__Set task__
Pictures in the data below are not part of the copy; transcribe everything else exactly.

__Data excerpts__
--- START ---

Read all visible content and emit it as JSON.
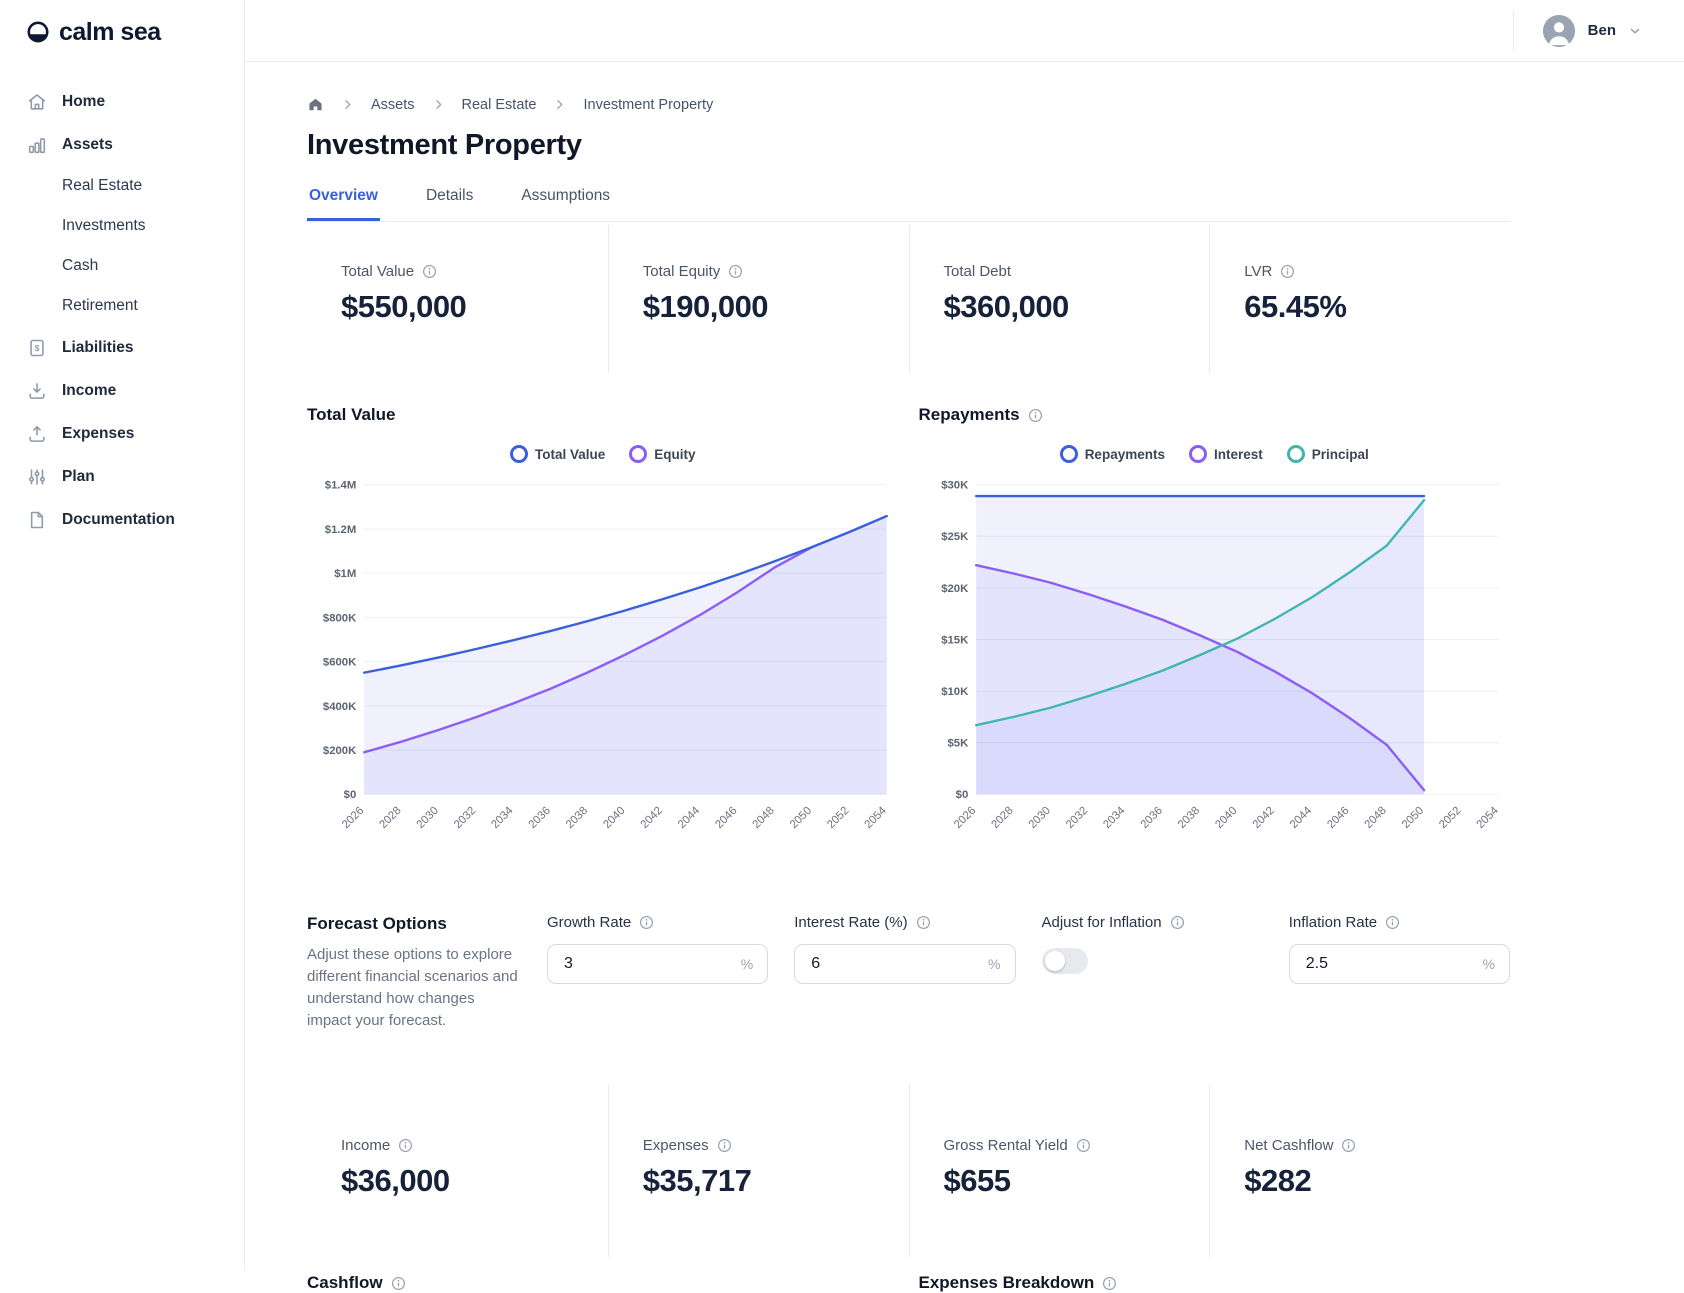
{
  "brand": {
    "name": "calm sea"
  },
  "user": {
    "name": "Ben"
  },
  "sidebar": {
    "items": [
      {
        "label": "Home",
        "icon": "home"
      },
      {
        "label": "Assets",
        "icon": "bar-chart"
      },
      {
        "label": "Real Estate",
        "child": true
      },
      {
        "label": "Investments",
        "child": true
      },
      {
        "label": "Cash",
        "child": true
      },
      {
        "label": "Retirement",
        "child": true
      },
      {
        "label": "Liabilities",
        "icon": "invoice-dollar"
      },
      {
        "label": "Income",
        "icon": "arrow-down-tray"
      },
      {
        "label": "Expenses",
        "icon": "arrow-up-tray"
      },
      {
        "label": "Plan",
        "icon": "sliders"
      },
      {
        "label": "Documentation",
        "icon": "document"
      }
    ]
  },
  "breadcrumb": {
    "items": [
      "Assets",
      "Real Estate",
      "Investment Property"
    ]
  },
  "page": {
    "title": "Investment Property",
    "tabs": [
      {
        "label": "Overview",
        "active": true
      },
      {
        "label": "Details",
        "active": false
      },
      {
        "label": "Assumptions",
        "active": false
      }
    ]
  },
  "stats_top": [
    {
      "label": "Total Value",
      "value": "$550,000",
      "info": true
    },
    {
      "label": "Total Equity",
      "value": "$190,000",
      "info": true
    },
    {
      "label": "Total Debt",
      "value": "$360,000",
      "info": false
    },
    {
      "label": "LVR",
      "value": "65.45%",
      "info": true
    }
  ],
  "forecast": {
    "heading": "Forecast Options",
    "description": "Adjust these options to explore different financial scenarios and understand how changes impact your forecast.",
    "growth_rate": {
      "label": "Growth Rate",
      "value": "3",
      "suffix": "%"
    },
    "interest_rate": {
      "label": "Interest Rate (%)",
      "value": "6",
      "suffix": "%"
    },
    "adjust_for_inflation": {
      "label": "Adjust for Inflation",
      "state": "off"
    },
    "inflation_rate": {
      "label": "Inflation Rate",
      "value": "2.5",
      "suffix": "%"
    }
  },
  "stats_bottom": [
    {
      "label": "Income",
      "value": "$36,000",
      "info": true
    },
    {
      "label": "Expenses",
      "value": "$35,717",
      "info": true
    },
    {
      "label": "Gross Rental Yield",
      "value": "$655",
      "info": true
    },
    {
      "label": "Net Cashflow",
      "value": "$282",
      "info": true
    }
  ],
  "bottom_sections": {
    "left": {
      "title": "Cashflow"
    },
    "right": {
      "title": "Expenses Breakdown"
    }
  },
  "colors": {
    "accent_blue": "#3a5fdd",
    "purple": "#8b5cf6",
    "teal": "#3fb6ae",
    "area_fill": "rgba(99,102,241,0.09)"
  },
  "chart_data": [
    {
      "type": "area",
      "title": "Total Value",
      "title_info": false,
      "legend_position": "top",
      "grid": "horizontal",
      "x": [
        2026,
        2028,
        2030,
        2032,
        2034,
        2036,
        2038,
        2040,
        2042,
        2044,
        2046,
        2048,
        2050,
        2052,
        2054
      ],
      "ylim": [
        0,
        1400000
      ],
      "yticks": [
        {
          "v": 0,
          "label": "$0"
        },
        {
          "v": 200000,
          "label": "$200K"
        },
        {
          "v": 400000,
          "label": "$400K"
        },
        {
          "v": 600000,
          "label": "$600K"
        },
        {
          "v": 800000,
          "label": "$800K"
        },
        {
          "v": 1000000,
          "label": "$1M"
        },
        {
          "v": 1200000,
          "label": "$1.2M"
        },
        {
          "v": 1400000,
          "label": "$1.4M"
        }
      ],
      "stroke_order": [
        1,
        0
      ],
      "series": [
        {
          "name": "Total Value",
          "color": "#3a5fdd",
          "fill": "rgba(99,102,241,0.09)",
          "values": [
            550000,
            583000,
            619000,
            657000,
            697000,
            739000,
            784000,
            832000,
            883000,
            936000,
            993000,
            1054000,
            1118000,
            1186000,
            1258000
          ]
        },
        {
          "name": "Equity",
          "color": "#8b5cf6",
          "fill": "rgba(99,102,241,0.09)",
          "values": [
            190000,
            238000,
            291000,
            349000,
            411000,
            478000,
            552000,
            632000,
            718000,
            811000,
            914000,
            1026000,
            1118000,
            1186000,
            1258000
          ]
        }
      ]
    },
    {
      "type": "area",
      "title": "Repayments",
      "title_info": true,
      "legend_position": "top",
      "grid": "horizontal",
      "x": [
        2026,
        2028,
        2030,
        2032,
        2034,
        2036,
        2038,
        2040,
        2042,
        2044,
        2046,
        2048,
        2050,
        2052,
        2054
      ],
      "ylim": [
        0,
        30000
      ],
      "yticks": [
        {
          "v": 0,
          "label": "$0"
        },
        {
          "v": 5000,
          "label": "$5K"
        },
        {
          "v": 10000,
          "label": "$10K"
        },
        {
          "v": 15000,
          "label": "$15K"
        },
        {
          "v": 20000,
          "label": "$20K"
        },
        {
          "v": 25000,
          "label": "$25K"
        },
        {
          "v": 30000,
          "label": "$30K"
        }
      ],
      "stroke_order": [
        0,
        1,
        2
      ],
      "series": [
        {
          "name": "Repayments",
          "color": "#3a5fdd",
          "fill": "rgba(99,102,241,0.09)",
          "values": [
            28900,
            28900,
            28900,
            28900,
            28900,
            28900,
            28900,
            28900,
            28900,
            28900,
            28900,
            28900,
            28900,
            null,
            null
          ]
        },
        {
          "name": "Interest",
          "color": "#8b5cf6",
          "fill": "rgba(99,102,241,0.09)",
          "values": [
            22200,
            21400,
            20500,
            19400,
            18200,
            16900,
            15400,
            13800,
            11900,
            9800,
            7400,
            4800,
            400,
            null,
            null
          ]
        },
        {
          "name": "Principal",
          "color": "#3fb6ae",
          "fill": "rgba(99,102,241,0.07)",
          "values": [
            6700,
            7500,
            8400,
            9500,
            10700,
            12000,
            13500,
            15100,
            17000,
            19100,
            21500,
            24100,
            28500,
            null,
            null
          ]
        }
      ]
    }
  ]
}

--- END ---

__Task answer__
Read all visible content and emit it as JSON.
{
  "brand": {
    "name": "calm sea"
  },
  "user": {
    "name": "Ben"
  },
  "sidebar": {
    "items": [
      {
        "label": "Home",
        "icon": "home"
      },
      {
        "label": "Assets",
        "icon": "bar-chart"
      },
      {
        "label": "Real Estate",
        "child": true
      },
      {
        "label": "Investments",
        "child": true
      },
      {
        "label": "Cash",
        "child": true
      },
      {
        "label": "Retirement",
        "child": true
      },
      {
        "label": "Liabilities",
        "icon": "invoice-dollar"
      },
      {
        "label": "Income",
        "icon": "arrow-down-tray"
      },
      {
        "label": "Expenses",
        "icon": "arrow-up-tray"
      },
      {
        "label": "Plan",
        "icon": "sliders"
      },
      {
        "label": "Documentation",
        "icon": "document"
      }
    ]
  },
  "breadcrumb": {
    "items": [
      "Assets",
      "Real Estate",
      "Investment Property"
    ]
  },
  "page": {
    "title": "Investment Property",
    "tabs": [
      {
        "label": "Overview",
        "active": true
      },
      {
        "label": "Details",
        "active": false
      },
      {
        "label": "Assumptions",
        "active": false
      }
    ]
  },
  "stats_top": [
    {
      "label": "Total Value",
      "value": "$550,000",
      "info": true
    },
    {
      "label": "Total Equity",
      "value": "$190,000",
      "info": true
    },
    {
      "label": "Total Debt",
      "value": "$360,000",
      "info": false
    },
    {
      "label": "LVR",
      "value": "65.45%",
      "info": true
    }
  ],
  "forecast": {
    "heading": "Forecast Options",
    "description": "Adjust these options to explore different financial scenarios and understand how changes impact your forecast.",
    "growth_rate": {
      "label": "Growth Rate",
      "value": "3",
      "suffix": "%"
    },
    "interest_rate": {
      "label": "Interest Rate (%)",
      "value": "6",
      "suffix": "%"
    },
    "adjust_for_inflation": {
      "label": "Adjust for Inflation",
      "state": "off"
    },
    "inflation_rate": {
      "label": "Inflation Rate",
      "value": "2.5",
      "suffix": "%"
    }
  },
  "stats_bottom": [
    {
      "label": "Income",
      "value": "$36,000",
      "info": true
    },
    {
      "label": "Expenses",
      "value": "$35,717",
      "info": true
    },
    {
      "label": "Gross Rental Yield",
      "value": "$655",
      "info": true
    },
    {
      "label": "Net Cashflow",
      "value": "$282",
      "info": true
    }
  ],
  "bottom_sections": {
    "left": {
      "title": "Cashflow"
    },
    "right": {
      "title": "Expenses Breakdown"
    }
  },
  "colors": {
    "accent_blue": "#3a5fdd",
    "purple": "#8b5cf6",
    "teal": "#3fb6ae",
    "area_fill": "rgba(99,102,241,0.09)"
  },
  "chart_data": [
    {
      "type": "area",
      "title": "Total Value",
      "title_info": false,
      "legend_position": "top",
      "grid": "horizontal",
      "x": [
        2026,
        2028,
        2030,
        2032,
        2034,
        2036,
        2038,
        2040,
        2042,
        2044,
        2046,
        2048,
        2050,
        2052,
        2054
      ],
      "ylim": [
        0,
        1400000
      ],
      "yticks": [
        {
          "v": 0,
          "label": "$0"
        },
        {
          "v": 200000,
          "label": "$200K"
        },
        {
          "v": 400000,
          "label": "$400K"
        },
        {
          "v": 600000,
          "label": "$600K"
        },
        {
          "v": 800000,
          "label": "$800K"
        },
        {
          "v": 1000000,
          "label": "$1M"
        },
        {
          "v": 1200000,
          "label": "$1.2M"
        },
        {
          "v": 1400000,
          "label": "$1.4M"
        }
      ],
      "stroke_order": [
        1,
        0
      ],
      "series": [
        {
          "name": "Total Value",
          "color": "#3a5fdd",
          "fill": "rgba(99,102,241,0.09)",
          "values": [
            550000,
            583000,
            619000,
            657000,
            697000,
            739000,
            784000,
            832000,
            883000,
            936000,
            993000,
            1054000,
            1118000,
            1186000,
            1258000
          ]
        },
        {
          "name": "Equity",
          "color": "#8b5cf6",
          "fill": "rgba(99,102,241,0.09)",
          "values": [
            190000,
            238000,
            291000,
            349000,
            411000,
            478000,
            552000,
            632000,
            718000,
            811000,
            914000,
            1026000,
            1118000,
            1186000,
            1258000
          ]
        }
      ]
    },
    {
      "type": "area",
      "title": "Repayments",
      "title_info": true,
      "legend_position": "top",
      "grid": "horizontal",
      "x": [
        2026,
        2028,
        2030,
        2032,
        2034,
        2036,
        2038,
        2040,
        2042,
        2044,
        2046,
        2048,
        2050,
        2052,
        2054
      ],
      "ylim": [
        0,
        30000
      ],
      "yticks": [
        {
          "v": 0,
          "label": "$0"
        },
        {
          "v": 5000,
          "label": "$5K"
        },
        {
          "v": 10000,
          "label": "$10K"
        },
        {
          "v": 15000,
          "label": "$15K"
        },
        {
          "v": 20000,
          "label": "$20K"
        },
        {
          "v": 25000,
          "label": "$25K"
        },
        {
          "v": 30000,
          "label": "$30K"
        }
      ],
      "stroke_order": [
        0,
        1,
        2
      ],
      "series": [
        {
          "name": "Repayments",
          "color": "#3a5fdd",
          "fill": "rgba(99,102,241,0.09)",
          "values": [
            28900,
            28900,
            28900,
            28900,
            28900,
            28900,
            28900,
            28900,
            28900,
            28900,
            28900,
            28900,
            28900,
            null,
            null
          ]
        },
        {
          "name": "Interest",
          "color": "#8b5cf6",
          "fill": "rgba(99,102,241,0.09)",
          "values": [
            22200,
            21400,
            20500,
            19400,
            18200,
            16900,
            15400,
            13800,
            11900,
            9800,
            7400,
            4800,
            400,
            null,
            null
          ]
        },
        {
          "name": "Principal",
          "color": "#3fb6ae",
          "fill": "rgba(99,102,241,0.07)",
          "values": [
            6700,
            7500,
            8400,
            9500,
            10700,
            12000,
            13500,
            15100,
            17000,
            19100,
            21500,
            24100,
            28500,
            null,
            null
          ]
        }
      ]
    }
  ]
}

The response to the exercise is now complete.